- Instructions for the task -
Starting at the line with "Parse this screenshot: output", transcribe each line through the final one, both included, and add nothing.

-- Start Material for the task --

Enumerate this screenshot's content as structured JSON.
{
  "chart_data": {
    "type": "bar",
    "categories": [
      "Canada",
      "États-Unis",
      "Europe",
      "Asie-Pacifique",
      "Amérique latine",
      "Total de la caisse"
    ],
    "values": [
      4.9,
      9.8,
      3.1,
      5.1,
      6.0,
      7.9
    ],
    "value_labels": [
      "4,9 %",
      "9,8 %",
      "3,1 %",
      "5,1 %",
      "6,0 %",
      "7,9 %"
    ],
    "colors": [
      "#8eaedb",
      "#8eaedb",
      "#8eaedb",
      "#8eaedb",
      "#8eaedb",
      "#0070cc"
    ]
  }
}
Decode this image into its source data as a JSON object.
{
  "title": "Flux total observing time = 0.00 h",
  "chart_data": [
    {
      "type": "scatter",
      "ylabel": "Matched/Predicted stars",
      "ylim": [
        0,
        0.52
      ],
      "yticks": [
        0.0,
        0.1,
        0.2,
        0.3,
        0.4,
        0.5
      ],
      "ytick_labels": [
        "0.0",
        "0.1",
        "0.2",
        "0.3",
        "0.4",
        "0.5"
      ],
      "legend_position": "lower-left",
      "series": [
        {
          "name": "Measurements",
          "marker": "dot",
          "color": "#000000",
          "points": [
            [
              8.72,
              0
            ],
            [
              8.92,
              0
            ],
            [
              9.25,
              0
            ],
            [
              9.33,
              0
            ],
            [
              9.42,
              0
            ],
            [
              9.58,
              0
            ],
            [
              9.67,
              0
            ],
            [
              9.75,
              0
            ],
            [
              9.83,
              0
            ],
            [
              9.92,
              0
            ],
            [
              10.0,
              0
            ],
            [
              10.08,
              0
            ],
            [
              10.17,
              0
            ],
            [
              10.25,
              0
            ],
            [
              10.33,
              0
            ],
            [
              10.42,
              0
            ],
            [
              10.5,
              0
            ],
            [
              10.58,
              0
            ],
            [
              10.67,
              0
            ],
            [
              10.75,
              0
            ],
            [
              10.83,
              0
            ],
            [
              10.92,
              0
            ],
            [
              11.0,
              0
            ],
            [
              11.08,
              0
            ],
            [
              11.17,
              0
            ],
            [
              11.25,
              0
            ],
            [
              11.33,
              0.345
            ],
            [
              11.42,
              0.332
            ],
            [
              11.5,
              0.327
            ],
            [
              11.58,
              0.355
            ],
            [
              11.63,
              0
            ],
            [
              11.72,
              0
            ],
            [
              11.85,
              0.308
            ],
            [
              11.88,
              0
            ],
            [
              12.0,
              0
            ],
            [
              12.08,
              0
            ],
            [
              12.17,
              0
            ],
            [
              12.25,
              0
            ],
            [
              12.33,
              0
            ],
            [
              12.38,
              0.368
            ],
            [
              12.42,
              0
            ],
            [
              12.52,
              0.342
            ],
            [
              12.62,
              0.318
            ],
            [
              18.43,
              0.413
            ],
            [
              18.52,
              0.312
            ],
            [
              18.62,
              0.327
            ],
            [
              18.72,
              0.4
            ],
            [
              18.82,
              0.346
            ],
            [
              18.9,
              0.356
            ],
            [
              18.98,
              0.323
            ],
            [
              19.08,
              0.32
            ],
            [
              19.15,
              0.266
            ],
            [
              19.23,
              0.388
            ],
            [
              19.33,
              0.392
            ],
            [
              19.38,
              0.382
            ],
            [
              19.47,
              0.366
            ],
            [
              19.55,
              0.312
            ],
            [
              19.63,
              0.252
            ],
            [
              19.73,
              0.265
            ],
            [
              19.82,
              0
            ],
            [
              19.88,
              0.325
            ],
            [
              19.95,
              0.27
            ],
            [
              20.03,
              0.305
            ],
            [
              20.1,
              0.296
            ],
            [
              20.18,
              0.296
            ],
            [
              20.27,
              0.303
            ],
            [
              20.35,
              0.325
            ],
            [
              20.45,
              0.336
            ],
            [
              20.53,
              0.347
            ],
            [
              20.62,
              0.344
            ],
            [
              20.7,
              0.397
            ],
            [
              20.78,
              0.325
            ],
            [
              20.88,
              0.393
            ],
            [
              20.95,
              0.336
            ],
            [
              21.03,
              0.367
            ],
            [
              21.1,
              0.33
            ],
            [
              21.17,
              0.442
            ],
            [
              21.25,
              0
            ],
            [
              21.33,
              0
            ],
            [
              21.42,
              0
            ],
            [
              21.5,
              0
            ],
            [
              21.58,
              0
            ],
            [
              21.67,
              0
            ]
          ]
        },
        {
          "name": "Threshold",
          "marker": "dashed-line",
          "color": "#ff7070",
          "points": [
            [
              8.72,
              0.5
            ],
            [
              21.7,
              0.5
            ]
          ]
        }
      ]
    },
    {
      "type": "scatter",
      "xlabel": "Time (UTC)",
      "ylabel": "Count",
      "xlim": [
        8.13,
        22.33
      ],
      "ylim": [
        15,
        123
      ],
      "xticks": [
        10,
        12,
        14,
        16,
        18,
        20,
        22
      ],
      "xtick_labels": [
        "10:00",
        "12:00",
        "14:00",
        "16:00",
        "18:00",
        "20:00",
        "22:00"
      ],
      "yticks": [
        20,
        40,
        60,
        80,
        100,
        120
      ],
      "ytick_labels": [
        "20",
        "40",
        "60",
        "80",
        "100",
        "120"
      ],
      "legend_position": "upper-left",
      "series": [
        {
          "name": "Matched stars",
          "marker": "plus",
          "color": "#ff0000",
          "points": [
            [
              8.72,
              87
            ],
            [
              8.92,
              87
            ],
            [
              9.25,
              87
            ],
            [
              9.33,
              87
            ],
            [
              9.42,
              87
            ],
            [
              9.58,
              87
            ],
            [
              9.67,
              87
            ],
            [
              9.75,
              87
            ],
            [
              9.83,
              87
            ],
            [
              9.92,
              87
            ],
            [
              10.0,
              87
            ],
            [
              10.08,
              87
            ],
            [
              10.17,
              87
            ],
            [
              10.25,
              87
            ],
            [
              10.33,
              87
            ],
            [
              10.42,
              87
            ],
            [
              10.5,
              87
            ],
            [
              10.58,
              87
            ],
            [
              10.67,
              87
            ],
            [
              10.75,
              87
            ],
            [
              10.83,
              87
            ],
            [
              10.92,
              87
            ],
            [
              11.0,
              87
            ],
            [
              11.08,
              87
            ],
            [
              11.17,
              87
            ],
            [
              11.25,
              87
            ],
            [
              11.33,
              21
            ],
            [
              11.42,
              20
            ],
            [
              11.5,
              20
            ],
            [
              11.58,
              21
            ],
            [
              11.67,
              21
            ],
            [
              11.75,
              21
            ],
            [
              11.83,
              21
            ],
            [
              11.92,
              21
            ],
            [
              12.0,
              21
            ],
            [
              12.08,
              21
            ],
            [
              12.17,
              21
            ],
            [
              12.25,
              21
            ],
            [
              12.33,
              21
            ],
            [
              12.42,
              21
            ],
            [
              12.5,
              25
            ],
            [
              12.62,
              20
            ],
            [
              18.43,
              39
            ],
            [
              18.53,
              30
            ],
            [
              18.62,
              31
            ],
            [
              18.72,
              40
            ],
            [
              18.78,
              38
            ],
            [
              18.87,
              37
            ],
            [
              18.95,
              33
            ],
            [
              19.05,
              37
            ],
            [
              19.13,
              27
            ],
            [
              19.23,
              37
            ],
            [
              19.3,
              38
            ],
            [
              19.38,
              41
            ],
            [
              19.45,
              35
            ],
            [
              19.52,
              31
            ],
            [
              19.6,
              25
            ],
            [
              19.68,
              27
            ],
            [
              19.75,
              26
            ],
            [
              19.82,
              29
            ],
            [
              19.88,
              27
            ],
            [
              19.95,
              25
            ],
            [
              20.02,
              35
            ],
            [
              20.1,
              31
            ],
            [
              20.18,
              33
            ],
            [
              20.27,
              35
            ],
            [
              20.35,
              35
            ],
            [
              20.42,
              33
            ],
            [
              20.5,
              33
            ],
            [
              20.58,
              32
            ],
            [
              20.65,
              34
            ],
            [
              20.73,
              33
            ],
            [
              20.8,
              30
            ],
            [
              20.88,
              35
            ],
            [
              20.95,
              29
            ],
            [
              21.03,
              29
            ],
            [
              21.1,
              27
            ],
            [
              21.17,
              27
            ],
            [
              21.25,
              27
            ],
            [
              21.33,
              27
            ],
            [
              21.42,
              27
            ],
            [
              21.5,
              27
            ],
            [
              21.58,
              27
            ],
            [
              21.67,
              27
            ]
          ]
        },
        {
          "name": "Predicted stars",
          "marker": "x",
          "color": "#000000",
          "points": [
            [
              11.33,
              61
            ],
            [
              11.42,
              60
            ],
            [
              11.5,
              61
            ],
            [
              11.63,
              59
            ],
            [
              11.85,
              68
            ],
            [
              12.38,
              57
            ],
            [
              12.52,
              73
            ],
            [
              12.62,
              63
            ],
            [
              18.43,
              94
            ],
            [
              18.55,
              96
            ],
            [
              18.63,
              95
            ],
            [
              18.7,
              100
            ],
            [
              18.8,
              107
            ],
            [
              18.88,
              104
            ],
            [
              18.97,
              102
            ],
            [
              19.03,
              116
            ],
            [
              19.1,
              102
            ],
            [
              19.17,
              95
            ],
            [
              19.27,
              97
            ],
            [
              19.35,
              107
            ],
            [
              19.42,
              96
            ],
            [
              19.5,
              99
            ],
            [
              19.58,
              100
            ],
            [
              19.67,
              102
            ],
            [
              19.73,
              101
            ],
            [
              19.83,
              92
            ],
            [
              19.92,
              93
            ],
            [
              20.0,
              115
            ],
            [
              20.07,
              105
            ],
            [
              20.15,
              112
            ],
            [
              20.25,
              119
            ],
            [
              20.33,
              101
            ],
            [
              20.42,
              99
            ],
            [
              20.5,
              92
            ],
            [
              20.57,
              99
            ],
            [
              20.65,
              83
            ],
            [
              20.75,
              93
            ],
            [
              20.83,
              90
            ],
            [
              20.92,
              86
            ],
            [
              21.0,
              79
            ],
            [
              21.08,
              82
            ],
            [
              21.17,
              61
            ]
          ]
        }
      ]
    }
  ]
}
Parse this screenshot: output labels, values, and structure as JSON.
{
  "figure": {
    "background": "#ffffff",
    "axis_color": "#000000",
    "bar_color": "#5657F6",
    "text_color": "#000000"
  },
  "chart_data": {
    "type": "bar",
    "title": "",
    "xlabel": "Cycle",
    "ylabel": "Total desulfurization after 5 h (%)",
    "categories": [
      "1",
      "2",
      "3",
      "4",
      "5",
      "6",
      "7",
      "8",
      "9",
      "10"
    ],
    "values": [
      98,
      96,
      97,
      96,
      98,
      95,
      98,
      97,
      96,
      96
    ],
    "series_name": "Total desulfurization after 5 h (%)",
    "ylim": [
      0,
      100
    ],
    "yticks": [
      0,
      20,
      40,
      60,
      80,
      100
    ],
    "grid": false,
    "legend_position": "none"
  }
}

-- End Material for the task --

- Right answer -
Parse this screenshot: output labels, values, and structure as JSON.
{
  "figure": {
    "background": "#ffffff",
    "axis_color": "#000000",
    "bar_color": "#5657F6",
    "text_color": "#000000"
  },
  "chart_data": {
    "type": "bar",
    "title": "",
    "xlabel": "Cycle",
    "ylabel": "Total desulfurization after 5 h (%)",
    "categories": [
      "1",
      "2",
      "3",
      "4",
      "5",
      "6",
      "7",
      "8",
      "9",
      "10"
    ],
    "values": [
      98,
      96,
      97,
      96,
      98,
      95,
      98,
      97,
      96,
      96
    ],
    "series_name": "Total desulfurization after 5 h (%)",
    "ylim": [
      0,
      100
    ],
    "yticks": [
      0,
      20,
      40,
      60,
      80,
      100
    ],
    "grid": false,
    "legend_position": "none"
  }
}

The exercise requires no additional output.